[Entries from a dataset]
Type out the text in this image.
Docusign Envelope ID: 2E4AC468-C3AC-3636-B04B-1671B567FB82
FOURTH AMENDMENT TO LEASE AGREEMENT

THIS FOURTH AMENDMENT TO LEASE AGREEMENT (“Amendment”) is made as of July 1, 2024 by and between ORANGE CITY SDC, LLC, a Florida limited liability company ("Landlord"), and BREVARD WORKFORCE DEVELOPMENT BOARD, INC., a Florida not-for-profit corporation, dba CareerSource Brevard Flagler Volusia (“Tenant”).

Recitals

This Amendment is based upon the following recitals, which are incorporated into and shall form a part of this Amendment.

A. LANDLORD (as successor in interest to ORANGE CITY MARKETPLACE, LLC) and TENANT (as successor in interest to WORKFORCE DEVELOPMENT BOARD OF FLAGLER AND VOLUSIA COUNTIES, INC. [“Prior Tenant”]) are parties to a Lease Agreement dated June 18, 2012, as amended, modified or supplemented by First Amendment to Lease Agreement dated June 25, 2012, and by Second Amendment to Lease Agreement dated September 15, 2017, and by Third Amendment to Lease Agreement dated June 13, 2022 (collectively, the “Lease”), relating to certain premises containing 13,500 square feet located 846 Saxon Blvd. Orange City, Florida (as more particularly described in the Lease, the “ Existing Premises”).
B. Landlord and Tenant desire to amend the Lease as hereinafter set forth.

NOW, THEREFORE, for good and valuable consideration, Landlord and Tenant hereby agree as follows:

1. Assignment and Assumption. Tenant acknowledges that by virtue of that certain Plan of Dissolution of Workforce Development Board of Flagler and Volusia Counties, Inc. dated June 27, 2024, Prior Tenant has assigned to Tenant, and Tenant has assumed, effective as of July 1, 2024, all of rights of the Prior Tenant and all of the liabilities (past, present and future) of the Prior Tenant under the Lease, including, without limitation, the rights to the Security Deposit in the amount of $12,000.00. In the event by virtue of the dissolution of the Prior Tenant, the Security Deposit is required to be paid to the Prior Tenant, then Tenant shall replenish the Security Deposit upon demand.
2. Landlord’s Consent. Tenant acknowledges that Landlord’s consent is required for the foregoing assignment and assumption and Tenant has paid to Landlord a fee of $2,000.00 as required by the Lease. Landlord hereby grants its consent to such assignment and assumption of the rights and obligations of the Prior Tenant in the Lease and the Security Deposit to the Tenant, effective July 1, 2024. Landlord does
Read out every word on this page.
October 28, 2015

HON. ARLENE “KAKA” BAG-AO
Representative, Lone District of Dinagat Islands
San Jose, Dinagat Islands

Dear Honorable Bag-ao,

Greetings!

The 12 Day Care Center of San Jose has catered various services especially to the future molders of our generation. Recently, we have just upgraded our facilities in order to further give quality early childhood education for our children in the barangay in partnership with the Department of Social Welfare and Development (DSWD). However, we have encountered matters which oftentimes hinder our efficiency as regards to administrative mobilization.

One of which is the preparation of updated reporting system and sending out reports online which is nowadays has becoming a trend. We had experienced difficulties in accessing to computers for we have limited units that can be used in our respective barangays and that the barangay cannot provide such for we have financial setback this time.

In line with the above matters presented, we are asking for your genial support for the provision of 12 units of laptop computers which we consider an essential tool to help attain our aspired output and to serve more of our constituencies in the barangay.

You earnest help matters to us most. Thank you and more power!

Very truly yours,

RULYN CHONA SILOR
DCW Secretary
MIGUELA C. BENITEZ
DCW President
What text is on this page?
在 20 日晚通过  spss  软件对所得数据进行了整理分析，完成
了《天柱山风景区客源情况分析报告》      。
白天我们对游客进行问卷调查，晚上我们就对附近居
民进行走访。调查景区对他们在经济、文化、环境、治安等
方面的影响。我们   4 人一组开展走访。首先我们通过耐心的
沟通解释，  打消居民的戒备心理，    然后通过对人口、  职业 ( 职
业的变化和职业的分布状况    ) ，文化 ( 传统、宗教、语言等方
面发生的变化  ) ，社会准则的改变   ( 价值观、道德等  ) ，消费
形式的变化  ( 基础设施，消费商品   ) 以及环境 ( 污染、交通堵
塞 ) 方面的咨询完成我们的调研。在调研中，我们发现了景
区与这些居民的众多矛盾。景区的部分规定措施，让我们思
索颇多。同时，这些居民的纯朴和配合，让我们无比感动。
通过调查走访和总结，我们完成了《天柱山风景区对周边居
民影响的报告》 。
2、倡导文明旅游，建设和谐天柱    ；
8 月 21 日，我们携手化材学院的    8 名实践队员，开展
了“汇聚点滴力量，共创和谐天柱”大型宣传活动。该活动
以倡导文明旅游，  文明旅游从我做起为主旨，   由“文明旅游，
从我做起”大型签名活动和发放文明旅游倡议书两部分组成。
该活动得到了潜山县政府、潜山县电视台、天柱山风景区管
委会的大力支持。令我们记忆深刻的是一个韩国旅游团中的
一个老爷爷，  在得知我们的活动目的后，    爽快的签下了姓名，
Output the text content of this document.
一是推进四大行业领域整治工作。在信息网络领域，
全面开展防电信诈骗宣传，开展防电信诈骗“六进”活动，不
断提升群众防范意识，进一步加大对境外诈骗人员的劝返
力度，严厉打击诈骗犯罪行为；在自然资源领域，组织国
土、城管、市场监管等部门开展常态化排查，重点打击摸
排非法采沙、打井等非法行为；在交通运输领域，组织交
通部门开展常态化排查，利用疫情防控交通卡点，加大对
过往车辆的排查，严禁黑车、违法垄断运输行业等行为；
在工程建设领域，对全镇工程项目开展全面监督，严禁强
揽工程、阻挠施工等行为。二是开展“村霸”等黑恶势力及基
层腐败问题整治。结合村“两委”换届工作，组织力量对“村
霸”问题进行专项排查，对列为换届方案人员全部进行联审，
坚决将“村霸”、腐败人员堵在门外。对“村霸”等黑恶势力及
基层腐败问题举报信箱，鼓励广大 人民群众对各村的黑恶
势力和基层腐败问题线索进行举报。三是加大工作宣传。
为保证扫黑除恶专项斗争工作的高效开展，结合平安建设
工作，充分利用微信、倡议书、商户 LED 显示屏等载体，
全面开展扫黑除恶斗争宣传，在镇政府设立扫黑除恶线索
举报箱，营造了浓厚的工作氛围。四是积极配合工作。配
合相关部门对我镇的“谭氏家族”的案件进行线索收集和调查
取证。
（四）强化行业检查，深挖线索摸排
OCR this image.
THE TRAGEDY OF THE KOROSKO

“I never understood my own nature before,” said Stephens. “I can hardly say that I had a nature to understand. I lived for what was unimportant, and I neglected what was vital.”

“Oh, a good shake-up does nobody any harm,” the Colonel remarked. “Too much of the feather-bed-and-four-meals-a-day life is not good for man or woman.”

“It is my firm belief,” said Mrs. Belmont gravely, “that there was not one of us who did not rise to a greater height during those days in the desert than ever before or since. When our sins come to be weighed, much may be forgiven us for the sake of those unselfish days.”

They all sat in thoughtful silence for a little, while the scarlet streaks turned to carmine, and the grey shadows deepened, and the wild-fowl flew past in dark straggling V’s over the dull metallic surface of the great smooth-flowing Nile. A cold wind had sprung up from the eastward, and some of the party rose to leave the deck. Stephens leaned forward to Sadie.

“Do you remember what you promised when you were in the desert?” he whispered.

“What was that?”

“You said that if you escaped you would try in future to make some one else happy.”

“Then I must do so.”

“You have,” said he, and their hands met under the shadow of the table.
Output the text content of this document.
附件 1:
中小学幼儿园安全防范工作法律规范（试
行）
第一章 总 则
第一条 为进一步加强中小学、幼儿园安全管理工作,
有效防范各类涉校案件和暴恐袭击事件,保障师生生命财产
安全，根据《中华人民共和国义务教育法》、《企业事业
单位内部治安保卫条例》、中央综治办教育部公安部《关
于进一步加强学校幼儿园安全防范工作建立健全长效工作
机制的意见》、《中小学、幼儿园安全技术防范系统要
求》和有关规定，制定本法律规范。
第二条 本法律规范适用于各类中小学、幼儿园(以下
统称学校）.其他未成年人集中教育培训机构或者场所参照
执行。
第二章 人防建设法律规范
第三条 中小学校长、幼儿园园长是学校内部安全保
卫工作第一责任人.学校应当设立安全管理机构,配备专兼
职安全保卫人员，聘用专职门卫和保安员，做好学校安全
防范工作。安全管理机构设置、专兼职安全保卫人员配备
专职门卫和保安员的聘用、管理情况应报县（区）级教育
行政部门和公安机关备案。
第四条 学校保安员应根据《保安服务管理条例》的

_Directions_.
Using the records above, list each line that includes "acknowledges".

_In response_.
1. Assignment and Assumption. Tenant acknowledges that by virtue of that certain Plan of Dissolution of Workforce Development Board of Flagler and Volusia Counties, Inc. dated June 27, 2024, Prior Tenant has assigned to Tenant, and Tenant has assumed, effective as of July 1, 2024, all of rights of the Prior Tenant and all of the liabilities (past, present and future) of the Prior Tenant under the Lease, including, without limitation, the rights to the Security Deposit in the amount of $12,000.00. In the event by virtue of the dissolution of the Prior Tenant, the Security Deposit is required to be paid to the Prior Tenant, then Tenant shall replenish the Security Deposit upon demand.
2. Landlord’s Consent. Tenant acknowledges that Landlord’s consent is required for the foregoing assignment and assumption and Tenant has paid to Landlord a fee of $2,000.00 as required by the Lease. Landlord hereby grants its consent to such assignment and assumption of the rights and obligations of the Prior Tenant in the Lease and the Security Deposit to the Tenant, effective July 1, 2024. Landlord does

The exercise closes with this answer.